> _WHAT THE EXERCISE ASKS_
Repeat each record below exactly, dropping the pictures.

> _PROVIDED DATA_
>> BEGIN

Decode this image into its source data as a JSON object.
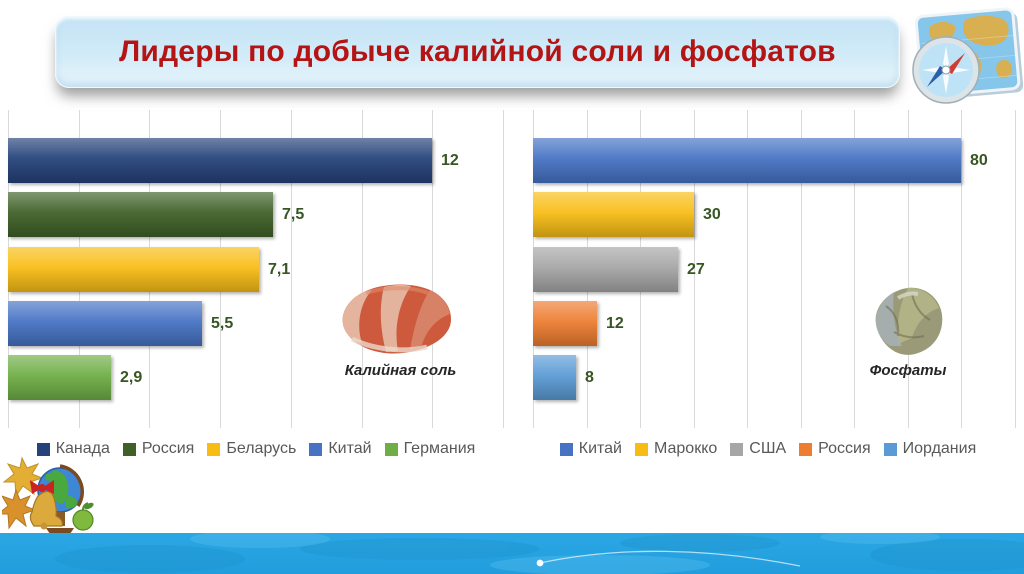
{
  "title": "Лидеры по добыче калийной соли и фосфатов",
  "colors": {
    "title_text": "#b41414",
    "banner_bg_top": "#c3e3f5",
    "banner_bg_bottom": "#e6f5fc",
    "value_label": "#375623",
    "legend_text": "#595959",
    "gridline": "#d9d9d9",
    "footer_band": "#2ba7e4"
  },
  "images": {
    "map_compass": "map-with-compass icon (top right)",
    "potash_rock": "red potash salt rock photo",
    "phosphate_rock": "grey-olive phosphate rock photo",
    "globe_clipart": "globe with autumn leaves, bell and apple (bottom left)"
  },
  "chart_data": [
    {
      "type": "bar",
      "orientation": "horizontal",
      "title": "Калийная соль",
      "categories": [
        "Канада",
        "Россия",
        "Беларусь",
        "Китай",
        "Германия"
      ],
      "values": [
        12,
        7.5,
        7.1,
        5.5,
        2.9
      ],
      "value_labels": [
        "12",
        "7,5",
        "7,1",
        "5,5",
        "2,9"
      ],
      "bar_colors": [
        "#25427a",
        "#3f6128",
        "#f8bd15",
        "#4673c4",
        "#6fae46"
      ],
      "xlim": [
        0,
        14
      ],
      "grid_step": 2,
      "grid": true,
      "legend_position": "bottom",
      "xlabel": "",
      "ylabel": ""
    },
    {
      "type": "bar",
      "orientation": "horizontal",
      "title": "Фосфаты",
      "categories": [
        "Китай",
        "Марокко",
        "США",
        "Россия",
        "Иордания"
      ],
      "values": [
        80,
        30,
        27,
        12,
        8
      ],
      "value_labels": [
        "80",
        "30",
        "27",
        "12",
        "8"
      ],
      "bar_colors": [
        "#4673c4",
        "#f8bd15",
        "#a6a6a6",
        "#ed7d31",
        "#5b9bd5"
      ],
      "xlim": [
        0,
        90
      ],
      "grid_step": 10,
      "grid": true,
      "legend_position": "bottom",
      "xlabel": "",
      "ylabel": ""
    }
  ]
}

>> END

> _OUTPUT BELOW_
Decode this image into its source data as a JSON object.
{
  "title": "Лидеры по добыче калийной соли и фосфатов",
  "colors": {
    "title_text": "#b41414",
    "banner_bg_top": "#c3e3f5",
    "banner_bg_bottom": "#e6f5fc",
    "value_label": "#375623",
    "legend_text": "#595959",
    "gridline": "#d9d9d9",
    "footer_band": "#2ba7e4"
  },
  "images": {
    "map_compass": "map-with-compass icon (top right)",
    "potash_rock": "red potash salt rock photo",
    "phosphate_rock": "grey-olive phosphate rock photo",
    "globe_clipart": "globe with autumn leaves, bell and apple (bottom left)"
  },
  "chart_data": [
    {
      "type": "bar",
      "orientation": "horizontal",
      "title": "Калийная соль",
      "categories": [
        "Канада",
        "Россия",
        "Беларусь",
        "Китай",
        "Германия"
      ],
      "values": [
        12,
        7.5,
        7.1,
        5.5,
        2.9
      ],
      "value_labels": [
        "12",
        "7,5",
        "7,1",
        "5,5",
        "2,9"
      ],
      "bar_colors": [
        "#25427a",
        "#3f6128",
        "#f8bd15",
        "#4673c4",
        "#6fae46"
      ],
      "xlim": [
        0,
        14
      ],
      "grid_step": 2,
      "grid": true,
      "legend_position": "bottom",
      "xlabel": "",
      "ylabel": ""
    },
    {
      "type": "bar",
      "orientation": "horizontal",
      "title": "Фосфаты",
      "categories": [
        "Китай",
        "Марокко",
        "США",
        "Россия",
        "Иордания"
      ],
      "values": [
        80,
        30,
        27,
        12,
        8
      ],
      "value_labels": [
        "80",
        "30",
        "27",
        "12",
        "8"
      ],
      "bar_colors": [
        "#4673c4",
        "#f8bd15",
        "#a6a6a6",
        "#ed7d31",
        "#5b9bd5"
      ],
      "xlim": [
        0,
        90
      ],
      "grid_step": 10,
      "grid": true,
      "legend_position": "bottom",
      "xlabel": "",
      "ylabel": ""
    }
  ]
}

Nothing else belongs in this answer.